→ WHAT YOU ARE ASKED TO DO
How many lines of the material below contain the string "Trees"? Answer with the number and nothing else.
### DATA SHOWN ###
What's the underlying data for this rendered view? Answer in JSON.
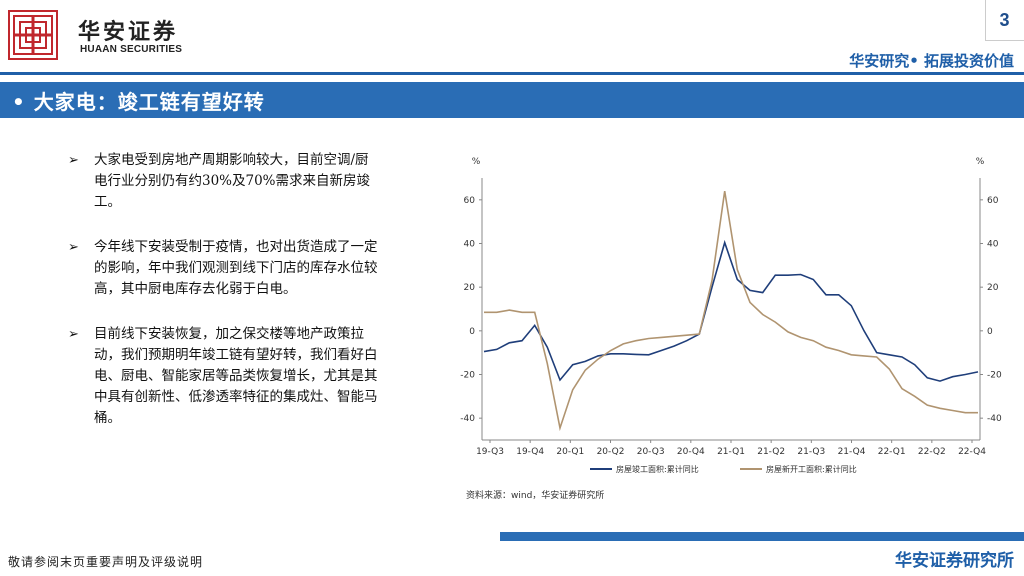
{
  "header": {
    "brand_cn": "华安证券",
    "brand_en": "HUAAN SECURITIES",
    "page_number": "3",
    "slogan": "华安研究• 拓展投资价值",
    "colors": {
      "accent": "#1f5fa8",
      "title_bar": "#2a6db5",
      "logo_red": "#c0272d"
    }
  },
  "title": "• 大家电：竣工链有望好转",
  "bullets": [
    {
      "icon": "arrow-bullet-icon",
      "text": "大家电受到房地产周期影响较大，目前空调/厨电行业分别仍有约30%及70%需求来自新房竣工。"
    },
    {
      "icon": "arrow-bullet-icon",
      "text": "今年线下安装受制于疫情，也对出货造成了一定的影响，年中我们观测到线下门店的库存水位较高，其中厨电库存去化弱于白电。"
    },
    {
      "icon": "arrow-bullet-icon",
      "text": "目前线下安装恢复，加之保交楼等地产政策拉动，我们预期明年竣工链有望好转，我们看好白电、厨电、智能家居等品类恢复增长，尤其是其中具有创新性、低渗透率特征的集成灶、智能马桶。"
    }
  ],
  "chart_data": {
    "type": "line",
    "left_unit": "%",
    "right_unit": "%",
    "ylim": [
      -50,
      70
    ],
    "yticks": [
      -40,
      -20,
      0,
      20,
      40,
      60
    ],
    "x_labels": [
      "19-Q3",
      "19-Q4",
      "20-Q1",
      "20-Q2",
      "20-Q3",
      "20-Q4",
      "21-Q1",
      "21-Q2",
      "21-Q3",
      "21-Q4",
      "22-Q1",
      "22-Q2",
      "22-Q4"
    ],
    "series": [
      {
        "name": "房屋竣工面积:累计同比",
        "color": "#1f3e7a",
        "values": [
          -9.5,
          -8.5,
          -5.5,
          -4.5,
          2.5,
          -7.5,
          -22.5,
          -15.5,
          -14,
          -11.5,
          -10.5,
          -10.5,
          -10.8,
          -11,
          -9,
          -7,
          -4.5,
          -1.5,
          20,
          40.4,
          23.5,
          18.5,
          17.5,
          25.5,
          25.5,
          25.8,
          23.5,
          16.5,
          16.5,
          11.5,
          0,
          -10,
          -11,
          -12,
          -15.5,
          -21.5,
          -23,
          -21,
          -20,
          -18.8
        ]
      },
      {
        "name": "房屋新开工面积:累计同比",
        "color": "#b09470",
        "values": [
          8.5,
          8.5,
          9.5,
          8.5,
          8.5,
          -15,
          -44.5,
          -27,
          -18,
          -13,
          -9,
          -6,
          -4.5,
          -3.5,
          -3,
          -2.5,
          -2,
          -1.5,
          23,
          64,
          28,
          13,
          7.5,
          4,
          -0.5,
          -3,
          -4.5,
          -7.5,
          -9,
          -11,
          -11.5,
          -12,
          -17.5,
          -26.5,
          -30,
          -34,
          -35.5,
          -36.5,
          -37.5,
          -37.5
        ]
      }
    ]
  },
  "source": "资料来源：wind，华安证券研究所",
  "footer": {
    "disclaimer": "敬请参阅末页重要声明及评级说明",
    "brand": "华安证券研究所"
  }
}
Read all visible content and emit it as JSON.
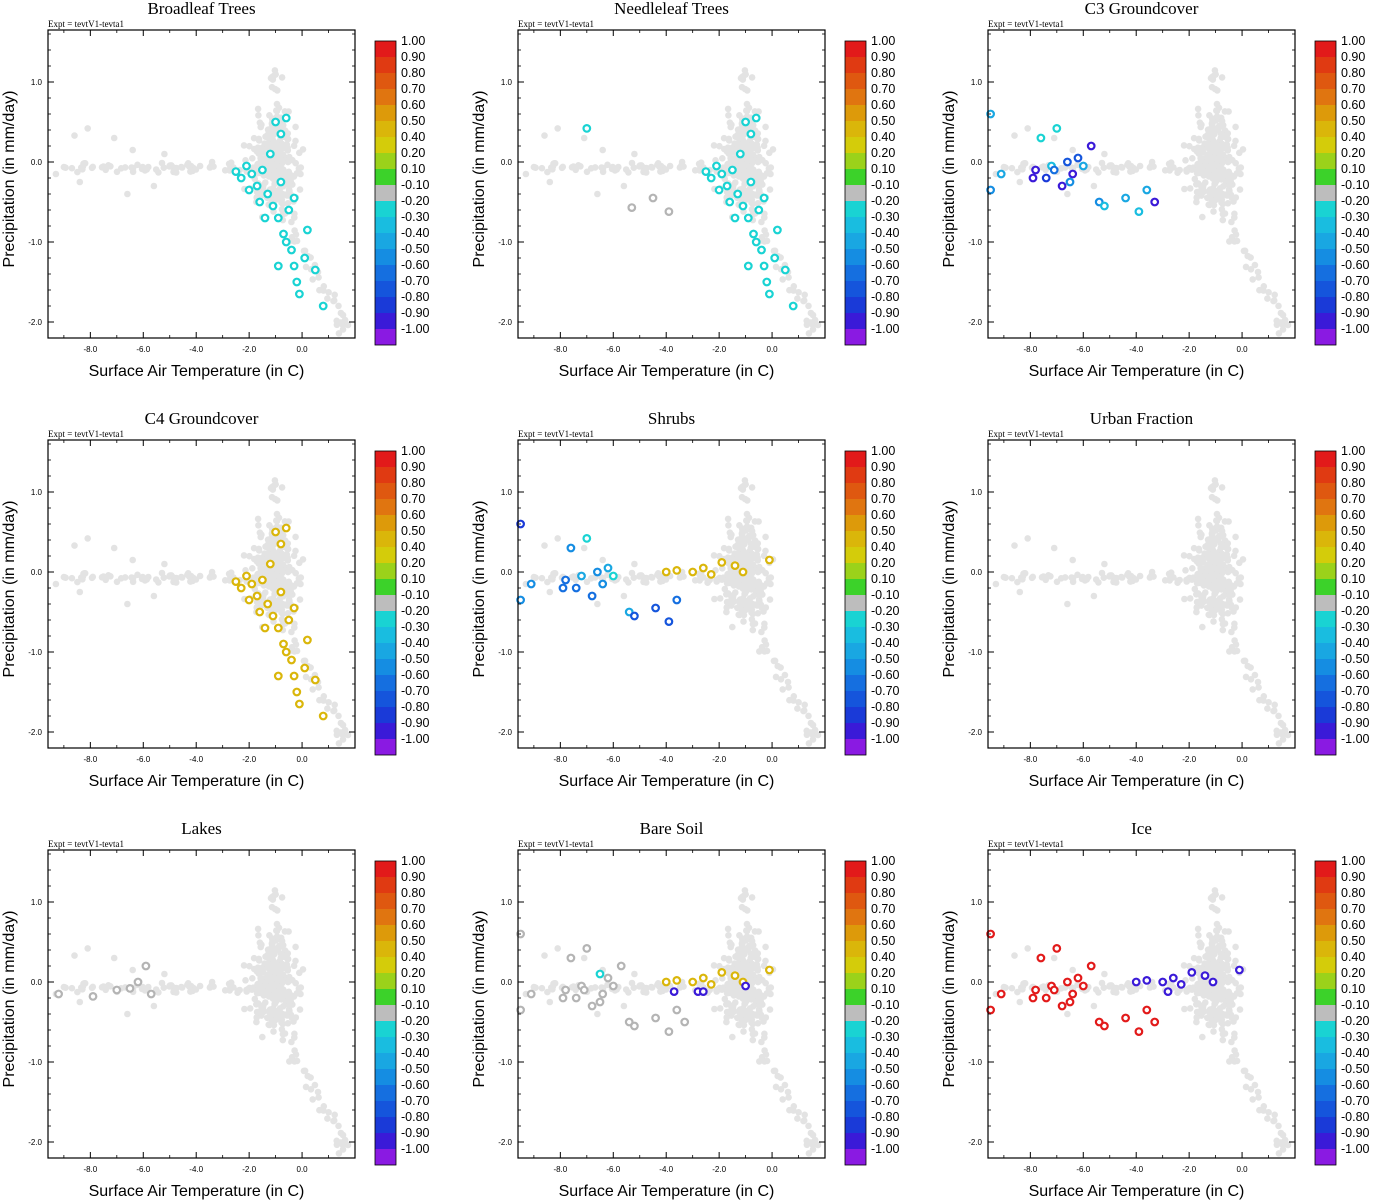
{
  "figure": {
    "expt_label": "Expt = tevtV1-tevta1",
    "xlabel": "Surface Air Temperature (in C)",
    "ylabel": "Precipitation (in mm/day)"
  },
  "colorbar": {
    "labels": [
      "1.00",
      "0.90",
      "0.80",
      "0.70",
      "0.60",
      "0.50",
      "0.40",
      "0.20",
      "0.10",
      "-0.10",
      "-0.20",
      "-0.30",
      "-0.40",
      "-0.50",
      "-0.60",
      "-0.70",
      "-0.80",
      "-0.90",
      "-1.00"
    ],
    "colors": [
      "#e21a1a",
      "#e03a12",
      "#df5810",
      "#e07510",
      "#dd9a0a",
      "#dab60a",
      "#d4cc0a",
      "#9bd21a",
      "#3cd22a",
      "#bdbdbd",
      "#19d3d3",
      "#19bde0",
      "#19a7e2",
      "#158de2",
      "#156fe0",
      "#1555dc",
      "#1a3ad8",
      "#3a1ad8",
      "#8a1ae2"
    ]
  },
  "chart_data": [
    {
      "type": "scatter",
      "title": "Broadleaf Trees",
      "xlabel": "Surface Air Temperature (in C)",
      "ylabel": "Precipitation (in mm/day)",
      "xlim": [
        -9.6,
        2.0
      ],
      "ylim": [
        -2.2,
        1.65
      ],
      "xticks": [
        "-8.0",
        "-6.0",
        "-4.0",
        "-2.0",
        "0.0"
      ],
      "yticks": [
        "1.0",
        "0.0",
        "-1.0",
        "-2.0"
      ],
      "highlight_points": [
        [
          -2.5,
          -0.12
        ],
        [
          -2.3,
          -0.2
        ],
        [
          -2.1,
          -0.05
        ],
        [
          -1.9,
          -0.15
        ],
        [
          -1.7,
          -0.3
        ],
        [
          -1.5,
          -0.1
        ],
        [
          -1.3,
          -0.4
        ],
        [
          -1.1,
          -0.55
        ],
        [
          -0.9,
          -0.7
        ],
        [
          -0.8,
          -0.25
        ],
        [
          -0.7,
          -0.9
        ],
        [
          -0.6,
          -1.0
        ],
        [
          -0.5,
          -0.6
        ],
        [
          -0.4,
          -1.1
        ],
        [
          -0.3,
          -1.3
        ],
        [
          -0.2,
          -1.5
        ],
        [
          -0.1,
          -1.65
        ],
        [
          0.2,
          -0.85
        ],
        [
          0.5,
          -1.35
        ],
        [
          0.8,
          -1.8
        ],
        [
          -1.0,
          0.5
        ],
        [
          -0.8,
          0.35
        ],
        [
          -0.6,
          0.55
        ],
        [
          -1.2,
          0.1
        ],
        [
          -2.0,
          -0.35
        ],
        [
          -1.6,
          -0.5
        ],
        [
          -0.3,
          -0.45
        ],
        [
          0.1,
          -1.2
        ],
        [
          -0.9,
          -1.3
        ],
        [
          -1.4,
          -0.7
        ]
      ],
      "highlight_value": -0.2
    },
    {
      "type": "scatter",
      "title": "Needleleaf Trees",
      "xlabel": "Surface Air Temperature (in C)",
      "ylabel": "Precipitation (in mm/day)",
      "xlim": [
        -9.6,
        2.0
      ],
      "ylim": [
        -2.2,
        1.65
      ],
      "xticks": [
        "-8.0",
        "-6.0",
        "-4.0",
        "-2.0",
        "0.0"
      ],
      "yticks": [
        "1.0",
        "0.0",
        "-1.0",
        "-2.0"
      ],
      "highlight_points": [
        [
          -7.0,
          0.42
        ],
        [
          -2.5,
          -0.12
        ],
        [
          -2.3,
          -0.2
        ],
        [
          -2.1,
          -0.05
        ],
        [
          -1.9,
          -0.15
        ],
        [
          -1.7,
          -0.3
        ],
        [
          -1.5,
          -0.1
        ],
        [
          -1.3,
          -0.4
        ],
        [
          -1.1,
          -0.55
        ],
        [
          -0.9,
          -0.7
        ],
        [
          -0.8,
          -0.25
        ],
        [
          -0.7,
          -0.9
        ],
        [
          -0.6,
          -1.0
        ],
        [
          -0.5,
          -0.6
        ],
        [
          -0.4,
          -1.1
        ],
        [
          -0.3,
          -1.3
        ],
        [
          -0.2,
          -1.5
        ],
        [
          -0.1,
          -1.65
        ],
        [
          0.2,
          -0.85
        ],
        [
          0.5,
          -1.35
        ],
        [
          0.8,
          -1.8
        ],
        [
          -1.0,
          0.5
        ],
        [
          -0.8,
          0.35
        ],
        [
          -0.6,
          0.55
        ],
        [
          -1.2,
          0.1
        ],
        [
          -2.0,
          -0.35
        ],
        [
          -1.6,
          -0.5
        ],
        [
          -0.3,
          -0.45
        ],
        [
          0.1,
          -1.2
        ],
        [
          -0.9,
          -1.3
        ],
        [
          -1.4,
          -0.7
        ]
      ],
      "highlight_value": -0.2,
      "gray_points": [
        [
          -5.3,
          -0.57
        ],
        [
          -4.5,
          -0.45
        ],
        [
          -3.9,
          -0.62
        ]
      ]
    },
    {
      "type": "scatter",
      "title": "C3 Groundcover",
      "xlabel": "Surface Air Temperature (in C)",
      "ylabel": "Precipitation (in mm/day)",
      "xlim": [
        -9.6,
        2.0
      ],
      "ylim": [
        -2.2,
        1.65
      ],
      "xticks": [
        "-8.0",
        "-6.0",
        "-4.0",
        "-2.0",
        "0.0"
      ],
      "yticks": [
        "1.0",
        "0.0",
        "-1.0",
        "-2.0"
      ],
      "points": [
        [
          -9.5,
          0.6,
          -0.4
        ],
        [
          -9.5,
          -0.35,
          -0.5
        ],
        [
          -9.1,
          -0.15,
          -0.4
        ],
        [
          -7.8,
          -0.1,
          -0.9
        ],
        [
          -7.6,
          0.3,
          -0.2
        ],
        [
          -7.4,
          -0.2,
          -0.8
        ],
        [
          -7.2,
          -0.05,
          -0.3
        ],
        [
          -7.0,
          0.42,
          -0.2
        ],
        [
          -6.8,
          -0.3,
          -0.9
        ],
        [
          -6.6,
          0.0,
          -0.7
        ],
        [
          -6.4,
          -0.15,
          -0.9
        ],
        [
          -6.2,
          0.05,
          -0.7
        ],
        [
          -6.0,
          -0.05,
          -0.4
        ],
        [
          -5.7,
          0.2,
          -0.9
        ],
        [
          -5.4,
          -0.5,
          -0.5
        ],
        [
          -5.2,
          -0.55,
          -0.3
        ],
        [
          -4.4,
          -0.45,
          -0.4
        ],
        [
          -3.9,
          -0.62,
          -0.3
        ],
        [
          -3.6,
          -0.35,
          -0.4
        ],
        [
          -3.3,
          -0.5,
          -0.9
        ],
        [
          -7.9,
          -0.2,
          -0.9
        ],
        [
          -6.5,
          -0.25,
          -0.5
        ],
        [
          -7.1,
          -0.1,
          -0.6
        ]
      ]
    },
    {
      "type": "scatter",
      "title": "C4 Groundcover",
      "xlabel": "Surface Air Temperature (in C)",
      "ylabel": "Precipitation (in mm/day)",
      "xlim": [
        -9.6,
        2.0
      ],
      "ylim": [
        -2.2,
        1.65
      ],
      "xticks": [
        "-8.0",
        "-6.0",
        "-4.0",
        "-2.0",
        "0.0"
      ],
      "yticks": [
        "1.0",
        "0.0",
        "-1.0",
        "-2.0"
      ],
      "highlight_points": [
        [
          -2.5,
          -0.12
        ],
        [
          -2.3,
          -0.2
        ],
        [
          -2.1,
          -0.05
        ],
        [
          -1.9,
          -0.15
        ],
        [
          -1.7,
          -0.3
        ],
        [
          -1.5,
          -0.1
        ],
        [
          -1.3,
          -0.4
        ],
        [
          -1.1,
          -0.55
        ],
        [
          -0.9,
          -0.7
        ],
        [
          -0.8,
          -0.25
        ],
        [
          -0.7,
          -0.9
        ],
        [
          -0.6,
          -1.0
        ],
        [
          -0.5,
          -0.6
        ],
        [
          -0.4,
          -1.1
        ],
        [
          -0.3,
          -1.3
        ],
        [
          -0.2,
          -1.5
        ],
        [
          -0.1,
          -1.65
        ],
        [
          0.2,
          -0.85
        ],
        [
          0.5,
          -1.35
        ],
        [
          0.8,
          -1.8
        ],
        [
          -1.0,
          0.5
        ],
        [
          -0.8,
          0.35
        ],
        [
          -0.6,
          0.55
        ],
        [
          -1.2,
          0.1
        ],
        [
          -2.0,
          -0.35
        ],
        [
          -1.6,
          -0.5
        ],
        [
          -0.3,
          -0.45
        ],
        [
          0.1,
          -1.2
        ],
        [
          -0.9,
          -1.3
        ],
        [
          -1.4,
          -0.7
        ]
      ],
      "highlight_value": 0.5
    },
    {
      "type": "scatter",
      "title": "Shrubs",
      "xlabel": "Surface Air Temperature (in C)",
      "ylabel": "Precipitation (in mm/day)",
      "xlim": [
        -9.6,
        2.0
      ],
      "ylim": [
        -2.2,
        1.65
      ],
      "xticks": [
        "-8.0",
        "-6.0",
        "-4.0",
        "-2.0",
        "0.0"
      ],
      "yticks": [
        "1.0",
        "0.0",
        "-1.0",
        "-2.0"
      ],
      "points": [
        [
          -9.5,
          0.6,
          -0.8
        ],
        [
          -9.5,
          -0.35,
          -0.5
        ],
        [
          -9.1,
          -0.15,
          -0.5
        ],
        [
          -7.8,
          -0.1,
          -0.6
        ],
        [
          -7.6,
          0.3,
          -0.5
        ],
        [
          -7.4,
          -0.2,
          -0.6
        ],
        [
          -7.2,
          -0.05,
          -0.4
        ],
        [
          -7.0,
          0.42,
          -0.2
        ],
        [
          -6.8,
          -0.3,
          -0.6
        ],
        [
          -6.6,
          0.0,
          -0.5
        ],
        [
          -6.4,
          -0.15,
          -0.5
        ],
        [
          -6.2,
          0.05,
          -0.4
        ],
        [
          -6.0,
          -0.05,
          -0.2
        ],
        [
          -5.4,
          -0.5,
          -0.4
        ],
        [
          -5.2,
          -0.55,
          -0.7
        ],
        [
          -4.4,
          -0.45,
          -0.7
        ],
        [
          -3.9,
          -0.62,
          -0.7
        ],
        [
          -3.6,
          -0.35,
          -0.6
        ],
        [
          -4.0,
          0.0,
          0.5
        ],
        [
          -3.6,
          0.02,
          0.5
        ],
        [
          -3.0,
          0.0,
          0.5
        ],
        [
          -2.6,
          0.05,
          0.5
        ],
        [
          -2.3,
          -0.03,
          0.5
        ],
        [
          -1.9,
          0.12,
          0.5
        ],
        [
          -1.4,
          0.08,
          0.5
        ],
        [
          -1.1,
          0.0,
          0.5
        ],
        [
          -0.1,
          0.15,
          0.5
        ],
        [
          -7.9,
          -0.2,
          -0.6
        ]
      ]
    },
    {
      "type": "scatter",
      "title": "Urban Fraction",
      "xlabel": "Surface Air Temperature (in C)",
      "ylabel": "Precipitation (in mm/day)",
      "xlim": [
        -9.6,
        2.0
      ],
      "ylim": [
        -2.2,
        1.65
      ],
      "xticks": [
        "-8.0",
        "-6.0",
        "-4.0",
        "-2.0",
        "0.0"
      ],
      "yticks": [
        "1.0",
        "0.0",
        "-1.0",
        "-2.0"
      ],
      "points": []
    },
    {
      "type": "scatter",
      "title": "Lakes",
      "xlabel": "Surface Air Temperature (in C)",
      "ylabel": "Precipitation (in mm/day)",
      "xlim": [
        -9.6,
        2.0
      ],
      "ylim": [
        -2.2,
        1.65
      ],
      "xticks": [
        "-8.0",
        "-6.0",
        "-4.0",
        "-2.0",
        "0.0"
      ],
      "yticks": [
        "1.0",
        "0.0",
        "-1.0",
        "-2.0"
      ],
      "gray_points": [
        [
          -9.2,
          -0.15
        ],
        [
          -7.9,
          -0.18
        ],
        [
          -7.0,
          -0.1
        ],
        [
          -6.5,
          -0.08
        ],
        [
          -6.2,
          0.0
        ],
        [
          -5.9,
          0.2
        ],
        [
          -5.7,
          -0.15
        ]
      ]
    },
    {
      "type": "scatter",
      "title": "Bare Soil",
      "xlabel": "Surface Air Temperature (in C)",
      "ylabel": "Precipitation (in mm/day)",
      "xlim": [
        -9.6,
        2.0
      ],
      "ylim": [
        -2.2,
        1.65
      ],
      "xticks": [
        "-8.0",
        "-6.0",
        "-4.0",
        "-2.0",
        "0.0"
      ],
      "yticks": [
        "1.0",
        "0.0",
        "-1.0",
        "-2.0"
      ],
      "points": [
        [
          -4.0,
          0.0,
          0.5
        ],
        [
          -3.6,
          0.02,
          0.5
        ],
        [
          -3.0,
          0.0,
          0.5
        ],
        [
          -2.6,
          0.05,
          0.5
        ],
        [
          -2.3,
          -0.03,
          0.5
        ],
        [
          -1.9,
          0.12,
          0.5
        ],
        [
          -1.4,
          0.08,
          0.5
        ],
        [
          -1.1,
          0.0,
          0.5
        ],
        [
          -0.1,
          0.15,
          0.5
        ],
        [
          -3.7,
          -0.12,
          -0.9
        ],
        [
          -2.8,
          -0.12,
          -0.9
        ],
        [
          -2.6,
          -0.12,
          -0.9
        ],
        [
          -1.0,
          -0.05,
          -0.9
        ]
      ],
      "gray_points": [
        [
          -9.5,
          0.6
        ],
        [
          -9.5,
          -0.35
        ],
        [
          -9.1,
          -0.15
        ],
        [
          -7.8,
          -0.1
        ],
        [
          -7.6,
          0.3
        ],
        [
          -7.4,
          -0.2
        ],
        [
          -7.2,
          -0.05
        ],
        [
          -7.0,
          0.42
        ],
        [
          -6.8,
          -0.3
        ],
        [
          -6.4,
          -0.15
        ],
        [
          -6.2,
          0.05
        ],
        [
          -6.0,
          -0.05
        ],
        [
          -5.7,
          0.2
        ],
        [
          -5.4,
          -0.5
        ],
        [
          -5.2,
          -0.55
        ],
        [
          -4.4,
          -0.45
        ],
        [
          -3.9,
          -0.62
        ],
        [
          -3.6,
          -0.35
        ],
        [
          -3.3,
          -0.5
        ],
        [
          -7.9,
          -0.2
        ],
        [
          -6.5,
          -0.25
        ],
        [
          -7.1,
          -0.1
        ]
      ],
      "cyan_points": [
        [
          -6.5,
          0.1
        ]
      ]
    },
    {
      "type": "scatter",
      "title": "Ice",
      "xlabel": "Surface Air Temperature (in C)",
      "ylabel": "Precipitation (in mm/day)",
      "xlim": [
        -9.6,
        2.0
      ],
      "ylim": [
        -2.2,
        1.65
      ],
      "xticks": [
        "-8.0",
        "-6.0",
        "-4.0",
        "-2.0",
        "0.0"
      ],
      "yticks": [
        "1.0",
        "0.0",
        "-1.0",
        "-2.0"
      ],
      "points": [
        [
          -9.5,
          0.6,
          1.0
        ],
        [
          -9.5,
          -0.35,
          1.0
        ],
        [
          -9.1,
          -0.15,
          1.0
        ],
        [
          -7.8,
          -0.1,
          1.0
        ],
        [
          -7.6,
          0.3,
          1.0
        ],
        [
          -7.4,
          -0.2,
          1.0
        ],
        [
          -7.2,
          -0.05,
          1.0
        ],
        [
          -7.0,
          0.42,
          1.0
        ],
        [
          -6.8,
          -0.3,
          1.0
        ],
        [
          -6.6,
          0.0,
          1.0
        ],
        [
          -6.4,
          -0.15,
          1.0
        ],
        [
          -6.2,
          0.05,
          1.0
        ],
        [
          -6.0,
          -0.05,
          1.0
        ],
        [
          -5.7,
          0.2,
          1.0
        ],
        [
          -5.4,
          -0.5,
          1.0
        ],
        [
          -5.2,
          -0.55,
          1.0
        ],
        [
          -4.4,
          -0.45,
          1.0
        ],
        [
          -3.9,
          -0.62,
          1.0
        ],
        [
          -3.6,
          -0.35,
          1.0
        ],
        [
          -3.3,
          -0.5,
          1.0
        ],
        [
          -7.9,
          -0.2,
          1.0
        ],
        [
          -6.5,
          -0.25,
          1.0
        ],
        [
          -7.1,
          -0.1,
          1.0
        ],
        [
          -4.0,
          0.0,
          -0.9
        ],
        [
          -3.6,
          0.02,
          -0.9
        ],
        [
          -3.0,
          0.0,
          -0.9
        ],
        [
          -2.6,
          0.05,
          -0.9
        ],
        [
          -2.3,
          -0.03,
          -0.9
        ],
        [
          -1.9,
          0.12,
          -0.9
        ],
        [
          -1.4,
          0.08,
          -0.9
        ],
        [
          -1.1,
          0.0,
          -0.9
        ],
        [
          -0.1,
          0.15,
          -0.9
        ],
        [
          -2.8,
          -0.12,
          -0.9
        ]
      ]
    }
  ]
}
###
→ OUTPUT
2